| Goal |
Word for word, restate every line of the material.

Rows from a dataset
BEGIN
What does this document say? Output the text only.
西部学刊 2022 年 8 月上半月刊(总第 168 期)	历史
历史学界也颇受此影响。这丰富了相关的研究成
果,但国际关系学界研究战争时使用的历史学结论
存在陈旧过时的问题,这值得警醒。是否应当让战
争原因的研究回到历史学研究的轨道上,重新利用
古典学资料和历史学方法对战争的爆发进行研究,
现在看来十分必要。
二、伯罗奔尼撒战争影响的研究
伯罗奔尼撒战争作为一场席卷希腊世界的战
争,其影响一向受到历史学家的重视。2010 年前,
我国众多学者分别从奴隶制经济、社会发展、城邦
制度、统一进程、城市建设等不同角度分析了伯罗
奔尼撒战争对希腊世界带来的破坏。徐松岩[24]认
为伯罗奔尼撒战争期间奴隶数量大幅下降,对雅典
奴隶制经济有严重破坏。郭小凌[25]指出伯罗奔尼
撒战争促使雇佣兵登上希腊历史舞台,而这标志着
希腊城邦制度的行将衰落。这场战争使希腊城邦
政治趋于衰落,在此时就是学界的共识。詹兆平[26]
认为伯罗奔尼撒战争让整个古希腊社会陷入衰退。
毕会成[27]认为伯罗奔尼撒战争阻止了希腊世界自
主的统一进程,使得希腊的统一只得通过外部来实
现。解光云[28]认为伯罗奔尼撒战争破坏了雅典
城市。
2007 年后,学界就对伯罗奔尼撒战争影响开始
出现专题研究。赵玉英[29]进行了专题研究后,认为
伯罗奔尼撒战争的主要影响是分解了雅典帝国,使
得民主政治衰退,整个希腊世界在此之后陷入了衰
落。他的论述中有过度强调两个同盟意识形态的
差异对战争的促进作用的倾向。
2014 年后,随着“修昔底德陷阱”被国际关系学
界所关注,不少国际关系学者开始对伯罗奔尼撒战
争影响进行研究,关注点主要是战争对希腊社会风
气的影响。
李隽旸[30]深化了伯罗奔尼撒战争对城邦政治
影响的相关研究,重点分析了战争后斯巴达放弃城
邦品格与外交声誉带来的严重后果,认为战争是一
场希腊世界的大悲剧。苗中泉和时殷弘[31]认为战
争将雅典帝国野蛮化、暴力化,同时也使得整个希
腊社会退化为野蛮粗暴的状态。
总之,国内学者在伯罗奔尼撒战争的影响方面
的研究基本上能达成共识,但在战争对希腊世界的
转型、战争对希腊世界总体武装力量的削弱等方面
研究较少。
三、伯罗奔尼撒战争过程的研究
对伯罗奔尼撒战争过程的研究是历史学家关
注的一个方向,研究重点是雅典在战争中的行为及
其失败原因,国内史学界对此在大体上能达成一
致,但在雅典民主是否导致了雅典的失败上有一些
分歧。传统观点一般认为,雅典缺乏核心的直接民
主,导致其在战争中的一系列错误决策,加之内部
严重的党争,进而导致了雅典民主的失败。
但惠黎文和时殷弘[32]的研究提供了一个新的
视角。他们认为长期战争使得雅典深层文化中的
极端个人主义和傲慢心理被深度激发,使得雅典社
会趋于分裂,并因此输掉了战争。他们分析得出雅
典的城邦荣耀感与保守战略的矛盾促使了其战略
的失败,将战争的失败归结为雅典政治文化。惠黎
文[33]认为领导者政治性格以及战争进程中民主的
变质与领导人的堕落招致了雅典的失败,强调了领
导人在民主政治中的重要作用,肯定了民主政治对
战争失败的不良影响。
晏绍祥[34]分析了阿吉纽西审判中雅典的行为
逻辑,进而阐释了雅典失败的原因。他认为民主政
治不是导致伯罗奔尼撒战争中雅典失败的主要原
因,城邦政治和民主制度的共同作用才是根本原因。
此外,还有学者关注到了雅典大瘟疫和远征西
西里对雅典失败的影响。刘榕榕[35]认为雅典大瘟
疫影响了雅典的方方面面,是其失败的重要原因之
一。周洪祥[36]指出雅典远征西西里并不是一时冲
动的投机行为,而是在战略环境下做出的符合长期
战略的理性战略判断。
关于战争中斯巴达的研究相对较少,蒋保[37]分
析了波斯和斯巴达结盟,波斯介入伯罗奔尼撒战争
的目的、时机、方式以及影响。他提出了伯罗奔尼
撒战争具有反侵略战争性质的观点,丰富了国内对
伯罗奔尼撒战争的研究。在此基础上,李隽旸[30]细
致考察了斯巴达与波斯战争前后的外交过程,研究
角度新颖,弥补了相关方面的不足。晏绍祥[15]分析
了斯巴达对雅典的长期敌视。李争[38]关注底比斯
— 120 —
END
| Exercise solution |
What does this document say? Output the text only.
西部学刊 2022 年 8 月上半月刊(总第 168 期)	历史
历史学界也颇受此影响。这丰富了相关的研究成
果,但国际关系学界研究战争时使用的历史学结论
存在陈旧过时的问题,这值得警醒。是否应当让战
争原因的研究回到历史学研究的轨道上,重新利用
古典学资料和历史学方法对战争的爆发进行研究,
现在看来十分必要。
二、伯罗奔尼撒战争影响的研究
伯罗奔尼撒战争作为一场席卷希腊世界的战
争,其影响一向受到历史学家的重视。2010 年前,
我国众多学者分别从奴隶制经济、社会发展、城邦
制度、统一进程、城市建设等不同角度分析了伯罗
奔尼撒战争对希腊世界带来的破坏。徐松岩[24]认
为伯罗奔尼撒战争期间奴隶数量大幅下降,对雅典
奴隶制经济有严重破坏。郭小凌[25]指出伯罗奔尼
撒战争促使雇佣兵登上希腊历史舞台,而这标志着
希腊城邦制度的行将衰落。这场战争使希腊城邦
政治趋于衰落,在此时就是学界的共识。詹兆平[26]
认为伯罗奔尼撒战争让整个古希腊社会陷入衰退。
毕会成[27]认为伯罗奔尼撒战争阻止了希腊世界自
主的统一进程,使得希腊的统一只得通过外部来实
现。解光云[28]认为伯罗奔尼撒战争破坏了雅典
城市。
2007 年后,学界就对伯罗奔尼撒战争影响开始
出现专题研究。赵玉英[29]进行了专题研究后,认为
伯罗奔尼撒战争的主要影响是分解了雅典帝国,使
得民主政治衰退,整个希腊世界在此之后陷入了衰
落。他的论述中有过度强调两个同盟意识形态的
差异对战争的促进作用的倾向。
2014 年后,随着“修昔底德陷阱”被国际关系学
界所关注,不少国际关系学者开始对伯罗奔尼撒战
争影响进行研究,关注点主要是战争对希腊社会风
气的影响。
李隽旸[30]深化了伯罗奔尼撒战争对城邦政治
影响的相关研究,重点分析了战争后斯巴达放弃城
邦品格与外交声誉带来的严重后果,认为战争是一
场希腊世界的大悲剧。苗中泉和时殷弘[31]认为战
争将雅典帝国野蛮化、暴力化,同时也使得整个希
腊社会退化为野蛮粗暴的状态。
总之,国内学者在伯罗奔尼撒战争的影响方面
的研究基本上能达成共识,但在战争对希腊世界的
转型、战争对希腊世界总体武装力量的削弱等方面
研究较少。
三、伯罗奔尼撒战争过程的研究
对伯罗奔尼撒战争过程的研究是历史学家关
注的一个方向,研究重点是雅典在战争中的行为及
其失败原因,国内史学界对此在大体上能达成一
致,但在雅典民主是否导致了雅典的失败上有一些
分歧。传统观点一般认为,雅典缺乏核心的直接民
主,导致其在战争中的一系列错误决策,加之内部
严重的党争,进而导致了雅典民主的失败。
但惠黎文和时殷弘[32]的研究提供了一个新的
视角。他们认为长期战争使得雅典深层文化中的
极端个人主义和傲慢心理被深度激发,使得雅典社
会趋于分裂,并因此输掉了战争。他们分析得出雅
典的城邦荣耀感与保守战略的矛盾促使了其战略
的失败,将战争的失败归结为雅典政治文化。惠黎
文[33]认为领导者政治性格以及战争进程中民主的
变质与领导人的堕落招致了雅典的失败,强调了领
导人在民主政治中的重要作用,肯定了民主政治对
战争失败的不良影响。
晏绍祥[34]分析了阿吉纽西审判中雅典的行为
逻辑,进而阐释了雅典失败的原因。他认为民主政
治不是导致伯罗奔尼撒战争中雅典失败的主要原
因,城邦政治和民主制度的共同作用才是根本原因。
此外,还有学者关注到了雅典大瘟疫和远征西
西里对雅典失败的影响。刘榕榕[35]认为雅典大瘟
疫影响了雅典的方方面面,是其失败的重要原因之
一。周洪祥[36]指出雅典远征西西里并不是一时冲
动的投机行为,而是在战略环境下做出的符合长期
战略的理性战略判断。
关于战争中斯巴达的研究相对较少,蒋保[37]分
析了波斯和斯巴达结盟,波斯介入伯罗奔尼撒战争
的目的、时机、方式以及影响。他提出了伯罗奔尼
撒战争具有反侵略战争性质的观点,丰富了国内对
伯罗奔尼撒战争的研究。在此基础上,李隽旸[30]细
致考察了斯巴达与波斯战争前后的外交过程,研究
角度新颖,弥补了相关方面的不足。晏绍祥[15]分析
了斯巴达对雅典的长期敌视。李争[38]关注底比斯
— 120 —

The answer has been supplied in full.